What is asked :: Reproduce each line from the records that holds "this".

Dataset content ::
(begin)
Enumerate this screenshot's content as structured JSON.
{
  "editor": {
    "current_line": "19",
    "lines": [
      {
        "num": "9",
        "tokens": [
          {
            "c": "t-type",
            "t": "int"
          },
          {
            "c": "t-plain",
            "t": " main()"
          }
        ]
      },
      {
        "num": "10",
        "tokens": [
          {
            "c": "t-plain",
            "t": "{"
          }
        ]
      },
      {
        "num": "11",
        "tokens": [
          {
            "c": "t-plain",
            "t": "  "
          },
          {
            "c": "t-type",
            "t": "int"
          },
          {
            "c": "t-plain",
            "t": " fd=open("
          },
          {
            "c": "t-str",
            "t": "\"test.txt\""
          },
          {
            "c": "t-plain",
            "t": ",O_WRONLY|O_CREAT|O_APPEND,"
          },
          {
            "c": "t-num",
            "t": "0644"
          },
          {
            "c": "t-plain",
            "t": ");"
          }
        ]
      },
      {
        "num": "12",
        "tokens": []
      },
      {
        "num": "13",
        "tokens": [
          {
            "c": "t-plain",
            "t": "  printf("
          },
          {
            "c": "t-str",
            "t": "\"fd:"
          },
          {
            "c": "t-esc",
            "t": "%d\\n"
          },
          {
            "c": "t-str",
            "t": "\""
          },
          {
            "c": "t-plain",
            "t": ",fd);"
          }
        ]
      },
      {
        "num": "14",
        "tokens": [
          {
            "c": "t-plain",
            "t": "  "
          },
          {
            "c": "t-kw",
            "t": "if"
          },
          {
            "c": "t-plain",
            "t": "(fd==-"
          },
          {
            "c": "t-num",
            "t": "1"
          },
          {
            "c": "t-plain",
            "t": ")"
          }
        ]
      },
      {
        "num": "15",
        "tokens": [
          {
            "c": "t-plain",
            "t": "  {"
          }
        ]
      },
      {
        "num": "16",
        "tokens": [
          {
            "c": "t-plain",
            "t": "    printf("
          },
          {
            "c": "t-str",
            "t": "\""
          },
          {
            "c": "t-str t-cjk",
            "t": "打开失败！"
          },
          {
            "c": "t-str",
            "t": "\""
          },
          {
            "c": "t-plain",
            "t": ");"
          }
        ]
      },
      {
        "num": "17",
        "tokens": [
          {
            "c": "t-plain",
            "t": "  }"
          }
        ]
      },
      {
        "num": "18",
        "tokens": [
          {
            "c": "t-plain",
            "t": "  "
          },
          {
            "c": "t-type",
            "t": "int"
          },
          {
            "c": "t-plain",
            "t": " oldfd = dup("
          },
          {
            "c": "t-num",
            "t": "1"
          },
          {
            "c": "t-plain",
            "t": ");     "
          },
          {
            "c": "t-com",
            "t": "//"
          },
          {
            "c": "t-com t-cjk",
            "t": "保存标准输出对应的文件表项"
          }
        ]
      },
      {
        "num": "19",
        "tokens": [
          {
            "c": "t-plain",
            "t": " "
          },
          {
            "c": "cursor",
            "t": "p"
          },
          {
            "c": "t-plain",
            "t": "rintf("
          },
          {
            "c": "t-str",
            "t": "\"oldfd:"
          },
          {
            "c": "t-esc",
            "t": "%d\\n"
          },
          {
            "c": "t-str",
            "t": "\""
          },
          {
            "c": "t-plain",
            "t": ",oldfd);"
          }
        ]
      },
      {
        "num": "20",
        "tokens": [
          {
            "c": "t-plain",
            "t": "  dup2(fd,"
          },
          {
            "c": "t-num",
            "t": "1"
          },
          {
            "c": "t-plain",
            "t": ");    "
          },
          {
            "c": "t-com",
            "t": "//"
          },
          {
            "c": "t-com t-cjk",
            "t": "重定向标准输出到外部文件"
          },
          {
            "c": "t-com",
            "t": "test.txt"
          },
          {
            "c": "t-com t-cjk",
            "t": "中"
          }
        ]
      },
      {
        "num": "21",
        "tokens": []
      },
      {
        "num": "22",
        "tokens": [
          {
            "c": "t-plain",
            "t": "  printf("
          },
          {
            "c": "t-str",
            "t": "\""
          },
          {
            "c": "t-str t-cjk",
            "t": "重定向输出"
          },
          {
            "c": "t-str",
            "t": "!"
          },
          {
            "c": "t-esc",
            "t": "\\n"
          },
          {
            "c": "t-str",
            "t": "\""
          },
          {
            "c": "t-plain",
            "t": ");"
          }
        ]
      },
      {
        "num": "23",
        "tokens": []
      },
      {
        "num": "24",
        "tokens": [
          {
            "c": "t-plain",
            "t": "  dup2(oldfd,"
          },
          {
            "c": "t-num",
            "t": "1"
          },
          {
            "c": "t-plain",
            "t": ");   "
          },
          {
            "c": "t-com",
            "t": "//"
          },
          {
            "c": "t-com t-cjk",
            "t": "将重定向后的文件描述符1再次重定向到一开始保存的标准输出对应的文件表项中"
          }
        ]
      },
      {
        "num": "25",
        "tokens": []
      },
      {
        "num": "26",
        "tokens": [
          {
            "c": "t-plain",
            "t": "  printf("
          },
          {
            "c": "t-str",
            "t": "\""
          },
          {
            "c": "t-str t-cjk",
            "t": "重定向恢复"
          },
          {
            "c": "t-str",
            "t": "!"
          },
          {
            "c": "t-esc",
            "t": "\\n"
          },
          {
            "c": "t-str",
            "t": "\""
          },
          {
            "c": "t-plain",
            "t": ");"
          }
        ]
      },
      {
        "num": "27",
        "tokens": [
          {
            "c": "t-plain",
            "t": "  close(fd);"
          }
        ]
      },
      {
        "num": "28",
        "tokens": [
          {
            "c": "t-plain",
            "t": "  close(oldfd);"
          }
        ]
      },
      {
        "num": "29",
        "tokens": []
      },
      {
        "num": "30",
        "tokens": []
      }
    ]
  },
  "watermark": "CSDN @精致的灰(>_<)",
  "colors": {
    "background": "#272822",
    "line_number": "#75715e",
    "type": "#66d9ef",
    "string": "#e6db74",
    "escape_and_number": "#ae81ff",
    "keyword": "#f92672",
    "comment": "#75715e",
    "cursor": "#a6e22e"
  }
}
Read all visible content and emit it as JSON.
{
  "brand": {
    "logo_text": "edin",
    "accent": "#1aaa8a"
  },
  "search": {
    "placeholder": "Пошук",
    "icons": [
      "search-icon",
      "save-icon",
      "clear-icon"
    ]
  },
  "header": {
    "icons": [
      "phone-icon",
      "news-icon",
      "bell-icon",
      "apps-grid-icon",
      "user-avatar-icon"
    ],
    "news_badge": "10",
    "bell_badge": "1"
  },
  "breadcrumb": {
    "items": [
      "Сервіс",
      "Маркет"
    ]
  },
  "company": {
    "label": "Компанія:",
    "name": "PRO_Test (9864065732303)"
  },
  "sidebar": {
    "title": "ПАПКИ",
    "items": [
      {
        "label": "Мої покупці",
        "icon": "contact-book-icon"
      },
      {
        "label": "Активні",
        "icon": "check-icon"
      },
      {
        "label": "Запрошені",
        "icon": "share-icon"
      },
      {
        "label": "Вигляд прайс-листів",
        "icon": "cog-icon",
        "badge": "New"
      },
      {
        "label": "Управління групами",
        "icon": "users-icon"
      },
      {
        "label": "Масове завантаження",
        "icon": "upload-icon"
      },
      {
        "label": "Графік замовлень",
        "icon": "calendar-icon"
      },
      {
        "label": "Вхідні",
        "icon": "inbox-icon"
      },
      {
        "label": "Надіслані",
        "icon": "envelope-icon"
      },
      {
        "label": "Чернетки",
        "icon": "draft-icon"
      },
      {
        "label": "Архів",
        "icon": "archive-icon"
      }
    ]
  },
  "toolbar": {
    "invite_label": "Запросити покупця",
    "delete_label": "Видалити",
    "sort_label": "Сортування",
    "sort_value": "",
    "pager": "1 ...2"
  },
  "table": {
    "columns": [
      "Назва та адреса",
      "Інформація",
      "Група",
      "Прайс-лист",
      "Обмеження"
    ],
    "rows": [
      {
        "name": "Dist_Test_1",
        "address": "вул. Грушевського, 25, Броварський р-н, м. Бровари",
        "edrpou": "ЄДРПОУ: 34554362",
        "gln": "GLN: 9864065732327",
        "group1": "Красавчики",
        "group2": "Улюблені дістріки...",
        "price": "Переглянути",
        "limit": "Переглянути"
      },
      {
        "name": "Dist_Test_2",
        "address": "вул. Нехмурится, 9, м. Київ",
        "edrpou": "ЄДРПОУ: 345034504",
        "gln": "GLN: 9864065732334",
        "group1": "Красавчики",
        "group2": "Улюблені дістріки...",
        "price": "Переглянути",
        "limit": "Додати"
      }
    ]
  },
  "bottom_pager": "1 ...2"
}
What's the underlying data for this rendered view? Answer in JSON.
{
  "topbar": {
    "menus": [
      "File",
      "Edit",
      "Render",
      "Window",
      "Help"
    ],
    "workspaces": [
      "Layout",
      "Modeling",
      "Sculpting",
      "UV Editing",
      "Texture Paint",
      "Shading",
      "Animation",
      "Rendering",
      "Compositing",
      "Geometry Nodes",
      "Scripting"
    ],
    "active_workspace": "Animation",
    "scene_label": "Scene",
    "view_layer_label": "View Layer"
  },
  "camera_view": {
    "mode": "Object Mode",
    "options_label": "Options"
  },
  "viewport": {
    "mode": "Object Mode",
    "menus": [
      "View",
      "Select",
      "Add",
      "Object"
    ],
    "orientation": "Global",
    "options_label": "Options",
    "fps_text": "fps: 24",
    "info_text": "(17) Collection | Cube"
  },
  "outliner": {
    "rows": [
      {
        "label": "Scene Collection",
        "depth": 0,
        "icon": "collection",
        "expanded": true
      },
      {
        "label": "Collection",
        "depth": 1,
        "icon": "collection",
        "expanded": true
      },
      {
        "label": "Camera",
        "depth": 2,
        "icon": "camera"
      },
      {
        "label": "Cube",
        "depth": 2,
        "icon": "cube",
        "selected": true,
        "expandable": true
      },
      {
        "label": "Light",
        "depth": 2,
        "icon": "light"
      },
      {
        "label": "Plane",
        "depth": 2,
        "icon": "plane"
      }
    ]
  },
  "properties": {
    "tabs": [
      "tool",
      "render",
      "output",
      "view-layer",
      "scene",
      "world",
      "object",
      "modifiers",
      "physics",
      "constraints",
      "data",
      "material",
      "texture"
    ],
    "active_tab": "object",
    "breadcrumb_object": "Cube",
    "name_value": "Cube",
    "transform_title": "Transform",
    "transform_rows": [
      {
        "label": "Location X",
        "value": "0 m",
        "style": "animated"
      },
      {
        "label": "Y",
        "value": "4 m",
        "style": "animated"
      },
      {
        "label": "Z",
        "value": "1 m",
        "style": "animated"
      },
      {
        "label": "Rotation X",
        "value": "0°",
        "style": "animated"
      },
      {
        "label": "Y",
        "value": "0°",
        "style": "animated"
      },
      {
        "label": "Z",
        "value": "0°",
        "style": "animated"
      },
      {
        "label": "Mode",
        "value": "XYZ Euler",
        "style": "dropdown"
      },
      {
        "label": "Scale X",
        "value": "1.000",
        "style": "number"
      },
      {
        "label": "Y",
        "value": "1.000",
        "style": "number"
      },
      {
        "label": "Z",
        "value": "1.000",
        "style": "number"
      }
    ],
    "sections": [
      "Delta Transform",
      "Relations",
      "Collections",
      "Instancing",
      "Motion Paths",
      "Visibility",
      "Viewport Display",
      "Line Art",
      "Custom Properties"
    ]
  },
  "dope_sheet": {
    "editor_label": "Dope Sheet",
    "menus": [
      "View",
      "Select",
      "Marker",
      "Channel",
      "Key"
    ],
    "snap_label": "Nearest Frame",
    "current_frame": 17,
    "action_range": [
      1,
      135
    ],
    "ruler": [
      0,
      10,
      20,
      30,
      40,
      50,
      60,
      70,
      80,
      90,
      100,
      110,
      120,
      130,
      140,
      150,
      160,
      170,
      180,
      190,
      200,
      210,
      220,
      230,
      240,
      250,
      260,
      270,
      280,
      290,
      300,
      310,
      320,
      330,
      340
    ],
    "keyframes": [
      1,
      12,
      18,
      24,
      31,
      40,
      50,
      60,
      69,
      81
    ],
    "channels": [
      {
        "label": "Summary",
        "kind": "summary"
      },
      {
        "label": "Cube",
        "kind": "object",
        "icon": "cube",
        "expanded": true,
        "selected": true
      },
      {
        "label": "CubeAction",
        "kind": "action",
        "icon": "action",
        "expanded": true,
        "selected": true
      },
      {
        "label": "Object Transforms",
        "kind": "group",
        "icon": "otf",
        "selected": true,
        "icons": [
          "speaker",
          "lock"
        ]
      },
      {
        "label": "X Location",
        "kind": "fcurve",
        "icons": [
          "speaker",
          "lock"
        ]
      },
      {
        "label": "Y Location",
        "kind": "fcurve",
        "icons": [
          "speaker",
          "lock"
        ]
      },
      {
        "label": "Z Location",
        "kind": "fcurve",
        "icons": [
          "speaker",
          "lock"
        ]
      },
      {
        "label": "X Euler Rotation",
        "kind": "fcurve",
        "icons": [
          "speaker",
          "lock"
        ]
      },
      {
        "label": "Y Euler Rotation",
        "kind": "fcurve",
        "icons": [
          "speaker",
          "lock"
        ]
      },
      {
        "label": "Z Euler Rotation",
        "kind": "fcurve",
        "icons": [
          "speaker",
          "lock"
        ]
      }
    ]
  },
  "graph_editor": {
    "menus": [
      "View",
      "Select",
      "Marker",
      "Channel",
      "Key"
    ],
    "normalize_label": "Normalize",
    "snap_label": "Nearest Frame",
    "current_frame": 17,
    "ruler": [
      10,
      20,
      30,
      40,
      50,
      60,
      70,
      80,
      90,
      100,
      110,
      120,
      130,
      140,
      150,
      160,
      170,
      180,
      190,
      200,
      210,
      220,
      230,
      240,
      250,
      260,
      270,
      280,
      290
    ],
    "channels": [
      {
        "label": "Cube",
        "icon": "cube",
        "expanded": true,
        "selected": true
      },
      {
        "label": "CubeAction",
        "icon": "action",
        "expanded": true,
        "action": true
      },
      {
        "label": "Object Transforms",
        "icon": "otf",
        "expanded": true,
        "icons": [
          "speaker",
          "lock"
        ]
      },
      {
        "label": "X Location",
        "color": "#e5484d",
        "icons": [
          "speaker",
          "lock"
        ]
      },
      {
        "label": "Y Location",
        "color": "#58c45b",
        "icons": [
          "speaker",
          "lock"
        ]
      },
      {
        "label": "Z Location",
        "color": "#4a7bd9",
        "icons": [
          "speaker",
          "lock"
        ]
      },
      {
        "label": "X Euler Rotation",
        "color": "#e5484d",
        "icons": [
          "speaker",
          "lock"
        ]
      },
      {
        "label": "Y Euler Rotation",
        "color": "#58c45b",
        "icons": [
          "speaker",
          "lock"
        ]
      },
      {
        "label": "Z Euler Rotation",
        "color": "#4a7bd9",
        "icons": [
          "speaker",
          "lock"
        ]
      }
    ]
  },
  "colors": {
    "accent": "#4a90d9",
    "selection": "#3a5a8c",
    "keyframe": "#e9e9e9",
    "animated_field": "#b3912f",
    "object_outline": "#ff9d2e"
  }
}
(end)
Task answer ::
Enumerate this screenshot's content as structured JSON.
What's the underlying data for this rendered view? Answer in JSON.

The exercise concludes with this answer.